Structured figure records
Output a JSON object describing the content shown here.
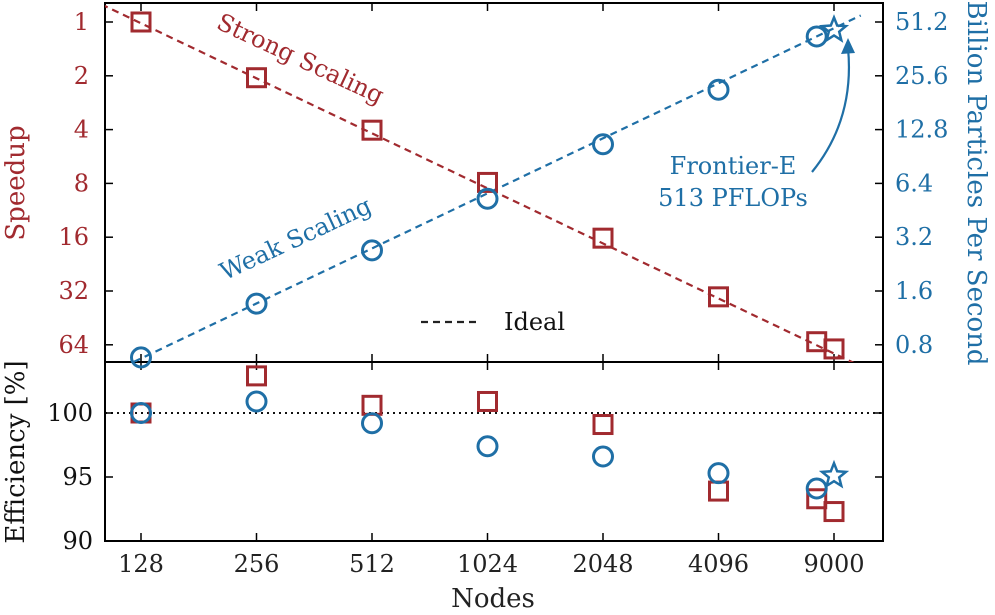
{
  "chart_data": [
    {
      "type": "scatter",
      "panel": "top",
      "x_categories": [
        "128",
        "256",
        "512",
        "1024",
        "2048",
        "4096",
        "9000"
      ],
      "x_nodes": [
        128,
        256,
        512,
        1024,
        2048,
        4096,
        9000
      ],
      "left_axis": {
        "label": "Speedup",
        "scale": "log2-inverted",
        "ticks": [
          1,
          2,
          4,
          8,
          16,
          32,
          64
        ],
        "tick_labels": [
          "1",
          "2",
          "4",
          "8",
          "16",
          "32",
          "64"
        ]
      },
      "right_axis": {
        "label": "Billion Particles Per Second",
        "scale": "log2",
        "ticks": [
          0.8,
          1.6,
          3.2,
          6.4,
          12.8,
          25.6,
          51.2
        ],
        "tick_labels": [
          "0.8",
          "1.6",
          "3.2",
          "6.4",
          "12.8",
          "25.6",
          "51.2"
        ]
      },
      "series": [
        {
          "name": "Strong Scaling",
          "marker": "square",
          "color": "#a12a2f",
          "axis": "left",
          "points": [
            {
              "x": 128,
              "y": 1.0
            },
            {
              "x": 256,
              "y": 2.05
            },
            {
              "x": 512,
              "y": 4.03
            },
            {
              "x": 1024,
              "y": 7.9
            },
            {
              "x": 2048,
              "y": 16.2
            },
            {
              "x": 4096,
              "y": 34.5
            },
            {
              "x": 8000,
              "y": 61.5
            },
            {
              "x": 9000,
              "y": 67.5
            }
          ]
        },
        {
          "name": "Weak Scaling",
          "marker": "circle",
          "color": "#1f6fa6",
          "axis": "right",
          "points": [
            {
              "x": 128,
              "y": 0.68
            },
            {
              "x": 256,
              "y": 1.36
            },
            {
              "x": 512,
              "y": 2.7
            },
            {
              "x": 1024,
              "y": 5.25
            },
            {
              "x": 2048,
              "y": 10.6
            },
            {
              "x": 4096,
              "y": 21.4
            },
            {
              "x": 8000,
              "y": 42.5
            }
          ]
        },
        {
          "name": "Frontier-E",
          "marker": "star",
          "color": "#1f6fa6",
          "axis": "right",
          "points": [
            {
              "x": 9000,
              "y": 46.2
            }
          ]
        }
      ],
      "ideal_lines": [
        {
          "series": "Strong Scaling",
          "color": "#a12a2f"
        },
        {
          "series": "Weak Scaling",
          "color": "#1f6fa6"
        }
      ],
      "legend": [
        {
          "label": "Ideal",
          "style": "dashed",
          "color": "#222222"
        }
      ],
      "annotations": {
        "strong_label": "Strong Scaling",
        "weak_label": "Weak Scaling",
        "frontier_line1": "Frontier-E",
        "frontier_line2": "513 PFLOPs"
      }
    },
    {
      "type": "scatter",
      "panel": "bottom",
      "xlabel": "Nodes",
      "ylabel": "Efficiency [%]",
      "ylim": [
        90,
        104
      ],
      "ticks": [
        90,
        95,
        100
      ],
      "tick_labels": [
        "90",
        "95",
        "100"
      ],
      "reference_line": {
        "y": 100,
        "style": "dotted"
      },
      "series": [
        {
          "name": "Strong Scaling",
          "marker": "square",
          "color": "#a12a2f",
          "points": [
            {
              "x": 128,
              "y": 100.0
            },
            {
              "x": 256,
              "y": 102.9
            },
            {
              "x": 512,
              "y": 100.6
            },
            {
              "x": 1024,
              "y": 100.9
            },
            {
              "x": 2048,
              "y": 99.1
            },
            {
              "x": 4096,
              "y": 93.9
            },
            {
              "x": 8000,
              "y": 93.3
            },
            {
              "x": 9000,
              "y": 92.3
            }
          ]
        },
        {
          "name": "Weak Scaling",
          "marker": "circle",
          "color": "#1f6fa6",
          "points": [
            {
              "x": 128,
              "y": 100.0
            },
            {
              "x": 256,
              "y": 100.9
            },
            {
              "x": 512,
              "y": 99.2
            },
            {
              "x": 1024,
              "y": 97.4
            },
            {
              "x": 2048,
              "y": 96.6
            },
            {
              "x": 4096,
              "y": 95.3
            },
            {
              "x": 8000,
              "y": 94.1
            }
          ]
        },
        {
          "name": "Frontier-E",
          "marker": "star",
          "color": "#1f6fa6",
          "points": [
            {
              "x": 9000,
              "y": 95.1
            }
          ]
        }
      ]
    }
  ]
}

• **Exercise details**
Write the entries above out in full, exactly, with no images.

• **Answer below**
Output a JSON object describing the content shown here.
{
  "chart_data": [
    {
      "type": "scatter",
      "panel": "top",
      "x_categories": [
        "128",
        "256",
        "512",
        "1024",
        "2048",
        "4096",
        "9000"
      ],
      "x_nodes": [
        128,
        256,
        512,
        1024,
        2048,
        4096,
        9000
      ],
      "left_axis": {
        "label": "Speedup",
        "scale": "log2-inverted",
        "ticks": [
          1,
          2,
          4,
          8,
          16,
          32,
          64
        ],
        "tick_labels": [
          "1",
          "2",
          "4",
          "8",
          "16",
          "32",
          "64"
        ]
      },
      "right_axis": {
        "label": "Billion Particles Per Second",
        "scale": "log2",
        "ticks": [
          0.8,
          1.6,
          3.2,
          6.4,
          12.8,
          25.6,
          51.2
        ],
        "tick_labels": [
          "0.8",
          "1.6",
          "3.2",
          "6.4",
          "12.8",
          "25.6",
          "51.2"
        ]
      },
      "series": [
        {
          "name": "Strong Scaling",
          "marker": "square",
          "color": "#a12a2f",
          "axis": "left",
          "points": [
            {
              "x": 128,
              "y": 1.0
            },
            {
              "x": 256,
              "y": 2.05
            },
            {
              "x": 512,
              "y": 4.03
            },
            {
              "x": 1024,
              "y": 7.9
            },
            {
              "x": 2048,
              "y": 16.2
            },
            {
              "x": 4096,
              "y": 34.5
            },
            {
              "x": 8000,
              "y": 61.5
            },
            {
              "x": 9000,
              "y": 67.5
            }
          ]
        },
        {
          "name": "Weak Scaling",
          "marker": "circle",
          "color": "#1f6fa6",
          "axis": "right",
          "points": [
            {
              "x": 128,
              "y": 0.68
            },
            {
              "x": 256,
              "y": 1.36
            },
            {
              "x": 512,
              "y": 2.7
            },
            {
              "x": 1024,
              "y": 5.25
            },
            {
              "x": 2048,
              "y": 10.6
            },
            {
              "x": 4096,
              "y": 21.4
            },
            {
              "x": 8000,
              "y": 42.5
            }
          ]
        },
        {
          "name": "Frontier-E",
          "marker": "star",
          "color": "#1f6fa6",
          "axis": "right",
          "points": [
            {
              "x": 9000,
              "y": 46.2
            }
          ]
        }
      ],
      "ideal_lines": [
        {
          "series": "Strong Scaling",
          "color": "#a12a2f"
        },
        {
          "series": "Weak Scaling",
          "color": "#1f6fa6"
        }
      ],
      "legend": [
        {
          "label": "Ideal",
          "style": "dashed",
          "color": "#222222"
        }
      ],
      "annotations": {
        "strong_label": "Strong Scaling",
        "weak_label": "Weak Scaling",
        "frontier_line1": "Frontier-E",
        "frontier_line2": "513 PFLOPs"
      }
    },
    {
      "type": "scatter",
      "panel": "bottom",
      "xlabel": "Nodes",
      "ylabel": "Efficiency [%]",
      "ylim": [
        90,
        104
      ],
      "ticks": [
        90,
        95,
        100
      ],
      "tick_labels": [
        "90",
        "95",
        "100"
      ],
      "reference_line": {
        "y": 100,
        "style": "dotted"
      },
      "series": [
        {
          "name": "Strong Scaling",
          "marker": "square",
          "color": "#a12a2f",
          "points": [
            {
              "x": 128,
              "y": 100.0
            },
            {
              "x": 256,
              "y": 102.9
            },
            {
              "x": 512,
              "y": 100.6
            },
            {
              "x": 1024,
              "y": 100.9
            },
            {
              "x": 2048,
              "y": 99.1
            },
            {
              "x": 4096,
              "y": 93.9
            },
            {
              "x": 8000,
              "y": 93.3
            },
            {
              "x": 9000,
              "y": 92.3
            }
          ]
        },
        {
          "name": "Weak Scaling",
          "marker": "circle",
          "color": "#1f6fa6",
          "points": [
            {
              "x": 128,
              "y": 100.0
            },
            {
              "x": 256,
              "y": 100.9
            },
            {
              "x": 512,
              "y": 99.2
            },
            {
              "x": 1024,
              "y": 97.4
            },
            {
              "x": 2048,
              "y": 96.6
            },
            {
              "x": 4096,
              "y": 95.3
            },
            {
              "x": 8000,
              "y": 94.1
            }
          ]
        },
        {
          "name": "Frontier-E",
          "marker": "star",
          "color": "#1f6fa6",
          "points": [
            {
              "x": 9000,
              "y": 95.1
            }
          ]
        }
      ]
    }
  ]
}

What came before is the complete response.